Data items
- - -
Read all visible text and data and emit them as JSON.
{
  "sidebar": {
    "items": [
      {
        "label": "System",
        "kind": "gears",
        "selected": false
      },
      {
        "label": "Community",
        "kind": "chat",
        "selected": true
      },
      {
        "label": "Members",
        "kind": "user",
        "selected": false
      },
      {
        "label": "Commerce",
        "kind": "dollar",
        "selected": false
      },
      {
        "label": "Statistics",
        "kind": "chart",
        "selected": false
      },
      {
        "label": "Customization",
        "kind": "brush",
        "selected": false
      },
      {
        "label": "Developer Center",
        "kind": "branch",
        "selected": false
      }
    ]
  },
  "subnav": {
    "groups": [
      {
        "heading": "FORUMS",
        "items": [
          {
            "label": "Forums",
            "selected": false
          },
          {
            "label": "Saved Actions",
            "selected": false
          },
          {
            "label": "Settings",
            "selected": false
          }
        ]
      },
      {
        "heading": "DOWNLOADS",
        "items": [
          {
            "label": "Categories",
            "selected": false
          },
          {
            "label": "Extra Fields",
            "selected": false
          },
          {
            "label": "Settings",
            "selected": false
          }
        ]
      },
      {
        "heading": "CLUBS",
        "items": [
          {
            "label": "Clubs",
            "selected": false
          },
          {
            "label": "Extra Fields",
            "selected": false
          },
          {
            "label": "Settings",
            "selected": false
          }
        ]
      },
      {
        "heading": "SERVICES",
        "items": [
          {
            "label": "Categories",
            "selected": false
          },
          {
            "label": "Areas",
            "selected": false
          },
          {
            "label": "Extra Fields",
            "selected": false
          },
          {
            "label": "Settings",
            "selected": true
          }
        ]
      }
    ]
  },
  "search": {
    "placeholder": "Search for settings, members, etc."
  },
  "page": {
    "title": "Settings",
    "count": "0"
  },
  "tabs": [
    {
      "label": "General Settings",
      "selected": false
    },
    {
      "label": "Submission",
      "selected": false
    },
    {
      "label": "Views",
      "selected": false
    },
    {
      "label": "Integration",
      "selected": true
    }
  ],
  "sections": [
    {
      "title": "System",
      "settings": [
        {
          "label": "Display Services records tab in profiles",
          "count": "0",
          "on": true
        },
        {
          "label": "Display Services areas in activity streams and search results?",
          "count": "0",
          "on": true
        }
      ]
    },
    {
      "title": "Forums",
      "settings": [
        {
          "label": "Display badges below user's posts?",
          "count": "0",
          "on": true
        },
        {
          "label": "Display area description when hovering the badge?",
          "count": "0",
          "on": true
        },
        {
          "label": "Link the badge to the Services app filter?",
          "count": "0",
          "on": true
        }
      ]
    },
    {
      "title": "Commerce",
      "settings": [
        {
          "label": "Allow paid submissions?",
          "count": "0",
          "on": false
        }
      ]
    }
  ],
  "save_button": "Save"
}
- - -
** The task **
Copy down the whole of the data above, matching it exactly.

** Reply **
Read all visible text and data and emit them as JSON.
{
  "sidebar": {
    "items": [
      {
        "label": "System",
        "kind": "gears",
        "selected": false
      },
      {
        "label": "Community",
        "kind": "chat",
        "selected": true
      },
      {
        "label": "Members",
        "kind": "user",
        "selected": false
      },
      {
        "label": "Commerce",
        "kind": "dollar",
        "selected": false
      },
      {
        "label": "Statistics",
        "kind": "chart",
        "selected": false
      },
      {
        "label": "Customization",
        "kind": "brush",
        "selected": false
      },
      {
        "label": "Developer Center",
        "kind": "branch",
        "selected": false
      }
    ]
  },
  "subnav": {
    "groups": [
      {
        "heading": "FORUMS",
        "items": [
          {
            "label": "Forums",
            "selected": false
          },
          {
            "label": "Saved Actions",
            "selected": false
          },
          {
            "label": "Settings",
            "selected": false
          }
        ]
      },
      {
        "heading": "DOWNLOADS",
        "items": [
          {
            "label": "Categories",
            "selected": false
          },
          {
            "label": "Extra Fields",
            "selected": false
          },
          {
            "label": "Settings",
            "selected": false
          }
        ]
      },
      {
        "heading": "CLUBS",
        "items": [
          {
            "label": "Clubs",
            "selected": false
          },
          {
            "label": "Extra Fields",
            "selected": false
          },
          {
            "label": "Settings",
            "selected": false
          }
        ]
      },
      {
        "heading": "SERVICES",
        "items": [
          {
            "label": "Categories",
            "selected": false
          },
          {
            "label": "Areas",
            "selected": false
          },
          {
            "label": "Extra Fields",
            "selected": false
          },
          {
            "label": "Settings",
            "selected": true
          }
        ]
      }
    ]
  },
  "search": {
    "placeholder": "Search for settings, members, etc."
  },
  "page": {
    "title": "Settings",
    "count": "0"
  },
  "tabs": [
    {
      "label": "General Settings",
      "selected": false
    },
    {
      "label": "Submission",
      "selected": false
    },
    {
      "label": "Views",
      "selected": false
    },
    {
      "label": "Integration",
      "selected": true
    }
  ],
  "sections": [
    {
      "title": "System",
      "settings": [
        {
          "label": "Display Services records tab in profiles",
          "count": "0",
          "on": true
        },
        {
          "label": "Display Services areas in activity streams and search results?",
          "count": "0",
          "on": true
        }
      ]
    },
    {
      "title": "Forums",
      "settings": [
        {
          "label": "Display badges below user's posts?",
          "count": "0",
          "on": true
        },
        {
          "label": "Display area description when hovering the badge?",
          "count": "0",
          "on": true
        },
        {
          "label": "Link the badge to the Services app filter?",
          "count": "0",
          "on": true
        }
      ]
    },
    {
      "title": "Commerce",
      "settings": [
        {
          "label": "Allow paid submissions?",
          "count": "0",
          "on": false
        }
      ]
    }
  ],
  "save_button": "Save"
}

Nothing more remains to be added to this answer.